* **AUSZUFÜHRENDE AUFGABEN**
1. Fassen Sie den Textauszug zum Vergabeverfahren in zwei Sätzen zusammen.
2. Beantworten Sie anhand des Textauszugs zum Vergabeverfahren die folgenden Fragen.
(a) Bis zu welchem Datum sollte die Antragstellerin die aktuellen Einzelnachweise vorlegen?
(b) Für welche Nachunternehmerin reichte die Antragstellerin keinen Nachweis ein?
(c) An welchem Datum stellte die Antragstellerin den Nachprüfungsantrag bei der Vergabekammer Niedersachsen?
3. Geben Sie den Textauszug zum Vergabeverfahren von „Die Antragstellerin wurde“ bis „ihr Angebot vervollständigt.“ wortgetreu wieder.

* **GEGEBENER TEXT**
◇ ◇ ◇ ◇ ◇ ◇ ◇

Die Antragstellerin wurde sodann von der Antragsgegnerin mit Schreiben vom 07. März 2011 zur Vorlage aktueller Einzelnachweise, auch für ihre Nachunternehmer, bis zum 15. März 2011 aufgefordert, anderenfalls das Angebot ausgeschlossen werde. Einen Teil der geforderten Nachweise reichte die Antragstellerin fristgemäß ein. Einen Nachweis zu ihrer Nachunternehmerin K. GmbH reichte sie nicht ein. Mit weiteren Schreiben vom 29. und 31. März 2011 legte die Antragstellerin drei der noch ausstehenden vier Eignungsnachweise vor und erklärte, sie habe die Bieterverständigung vom 22. März 2011 als Nachforderung i.S.d. § 16 Abs. 1 Nr. 3 VOB/A ausgelegt und dementsprechend ihr Angebot vervollständigt.

8

Die Antragsgegnerin schloss das Angebot der Antragstellerin daraufhin gemäß § 16 Abs. 1 Nr. 3 VOB/A aus. Sie informierte die Antragstellerin mit Schreiben vom 23. März 2011 zugleich über den beabsichtigten Zuschlag an die Beigeladene.

9

Mit Schreiben vom 25. März 2011 rügte dies die Antragstellerin u.a. mit der Begründung, die Antragsgegnerin habe ihr hinsichtlich der unvollständig vorgelegten Einzelnachweise unzulässigerweise keine Nachfrist gesetzt.

10

Da die Antragsgegnerin den Rügen nicht abhalf, stellte die Antragstellerin unter dem 30. März 2011 einen Nachprüfungsantrag bei der Vergabekammer Niedersachsen. Hierin vertrat sie zudem die Auffassung, dass die Auftraggeberin im Hinblick auf die fehlende Ankündigung einer möglichen Nachforderung von Eignungsnachweisen in der EU-Bekanntmachung nicht zur Nachforderung berechtigt gewesen sei. Zudem werde sie gegenüber der Beigeladenen, deren Angebot in technischer Hinsicht nicht den Ausschreibungsvorgaben entspreche, benachteiligt.

11

Mit Beschluss vom 17. Mai 2011 hat die Vergabekammer Niedersachsen den Nachprüfungsantrag zurückgewiesen, mit dem die Antragstellerin vor allem begehrt hatte, der Antragsgegnerin den Zuschlag auf das Angebot der Beigeladenen zu untersagen sowie ihr aufzugeben, die Angebotswertung zu wiederholen.

◇ ◇ ◇ ◇ ◇ ◇ ◇

* **GESPEICHERTE DATEN**
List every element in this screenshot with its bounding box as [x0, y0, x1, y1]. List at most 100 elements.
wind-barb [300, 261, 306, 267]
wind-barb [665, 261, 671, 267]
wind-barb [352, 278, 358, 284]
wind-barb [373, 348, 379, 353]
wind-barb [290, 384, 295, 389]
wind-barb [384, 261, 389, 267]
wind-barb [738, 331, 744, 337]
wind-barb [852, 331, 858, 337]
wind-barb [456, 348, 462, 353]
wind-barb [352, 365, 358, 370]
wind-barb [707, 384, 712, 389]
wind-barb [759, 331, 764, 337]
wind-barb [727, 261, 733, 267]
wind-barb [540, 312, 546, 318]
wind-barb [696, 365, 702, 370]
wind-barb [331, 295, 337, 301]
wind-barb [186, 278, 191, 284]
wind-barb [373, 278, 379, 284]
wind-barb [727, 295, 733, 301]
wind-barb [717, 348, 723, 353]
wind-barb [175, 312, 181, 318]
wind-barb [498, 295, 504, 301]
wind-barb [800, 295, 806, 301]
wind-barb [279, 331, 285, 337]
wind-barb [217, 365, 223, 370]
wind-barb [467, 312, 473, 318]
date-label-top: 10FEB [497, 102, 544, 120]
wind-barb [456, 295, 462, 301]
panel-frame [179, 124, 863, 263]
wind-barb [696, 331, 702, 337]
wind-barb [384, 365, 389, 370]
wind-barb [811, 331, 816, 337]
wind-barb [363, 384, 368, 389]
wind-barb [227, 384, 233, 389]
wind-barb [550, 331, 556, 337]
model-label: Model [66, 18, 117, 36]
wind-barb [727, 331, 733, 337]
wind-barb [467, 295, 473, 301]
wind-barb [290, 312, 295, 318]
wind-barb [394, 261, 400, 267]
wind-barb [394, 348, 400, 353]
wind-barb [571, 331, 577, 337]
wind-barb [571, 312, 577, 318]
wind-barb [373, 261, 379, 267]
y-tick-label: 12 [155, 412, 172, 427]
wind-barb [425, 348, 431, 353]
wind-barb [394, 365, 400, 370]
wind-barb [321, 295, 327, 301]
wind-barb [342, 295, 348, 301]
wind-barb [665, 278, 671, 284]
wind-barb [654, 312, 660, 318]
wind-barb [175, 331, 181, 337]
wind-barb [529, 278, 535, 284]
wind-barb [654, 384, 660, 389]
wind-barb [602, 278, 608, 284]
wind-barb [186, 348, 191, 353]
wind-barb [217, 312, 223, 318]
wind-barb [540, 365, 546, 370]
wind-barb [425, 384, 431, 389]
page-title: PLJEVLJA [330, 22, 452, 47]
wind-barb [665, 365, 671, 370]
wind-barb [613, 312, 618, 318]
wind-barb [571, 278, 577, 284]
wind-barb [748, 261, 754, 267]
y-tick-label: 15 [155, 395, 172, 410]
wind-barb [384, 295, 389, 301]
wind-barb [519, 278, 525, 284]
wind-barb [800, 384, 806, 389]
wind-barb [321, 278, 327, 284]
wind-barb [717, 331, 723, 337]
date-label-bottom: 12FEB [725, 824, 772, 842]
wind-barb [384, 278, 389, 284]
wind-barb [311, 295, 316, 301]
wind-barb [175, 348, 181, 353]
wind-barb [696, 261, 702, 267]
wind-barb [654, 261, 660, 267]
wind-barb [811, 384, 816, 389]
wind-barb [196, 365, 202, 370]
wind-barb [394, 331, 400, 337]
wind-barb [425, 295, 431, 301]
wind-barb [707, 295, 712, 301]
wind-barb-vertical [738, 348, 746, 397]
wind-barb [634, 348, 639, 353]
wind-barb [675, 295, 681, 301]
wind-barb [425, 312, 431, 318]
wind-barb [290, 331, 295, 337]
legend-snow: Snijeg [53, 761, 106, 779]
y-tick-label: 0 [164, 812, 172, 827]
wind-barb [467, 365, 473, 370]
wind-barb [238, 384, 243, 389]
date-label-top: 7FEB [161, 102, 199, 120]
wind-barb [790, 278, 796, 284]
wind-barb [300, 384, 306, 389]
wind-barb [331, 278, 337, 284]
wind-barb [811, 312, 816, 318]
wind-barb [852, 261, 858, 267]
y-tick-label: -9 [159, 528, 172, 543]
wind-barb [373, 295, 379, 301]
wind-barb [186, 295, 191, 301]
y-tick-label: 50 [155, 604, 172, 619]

◇ ◇ ◇ ◇ ◇ ◇ ◇

* **ERGEBNISSE JE AUFGABE**
1. Die Antragstellerin reichte die bis zum 15. März 2011 angeforderten Einzelnachweise nur teilweise ein, woraufhin die Antragsgegnerin ihr Angebot gemäß § 16 Abs. 1 Nr. 3 VOB/A ausschloss und den beabsichtigten Zuschlag an die Beigeladene mitteilte. Die Antragsgegnerin half der Rüge der Antragstellerin nicht ab, und die Vergabekammer Niedersachsen wies den anschließenden Nachprüfungsantrag mit Beschluss vom 17. Mai 2011 zurück.

2.
(a) Bis zum 15. März 2011.
(b) Für die K. GmbH.
(c) Am 30. März 2011.

3.
Die Antragstellerin wurde sodann von der Antragsgegnerin mit Schreiben vom 07. März 2011 zur Vorlage aktueller Einzelnachweise, auch für ihre Nachunternehmer, bis zum 15. März 2011 aufgefordert, anderenfalls das Angebot ausgeschlossen werde. Einen Teil der geforderten Nachweise reichte die Antragstellerin fristgemäß ein. Einen Nachweis zu ihrer Nachunternehmerin K. GmbH reichte sie nicht ein. Mit weiteren Schreiben vom 29. und 31. März 2011 legte die Antragstellerin drei der noch ausstehenden vier Eignungsnachweise vor und erklärte, sie habe die Bieterverständigung vom 22. März 2011 als Nachforderung i.S.d. § 16 Abs. 1 Nr. 3 VOB/A ausgelegt und dementsprechend ihr Angebot vervollständigt.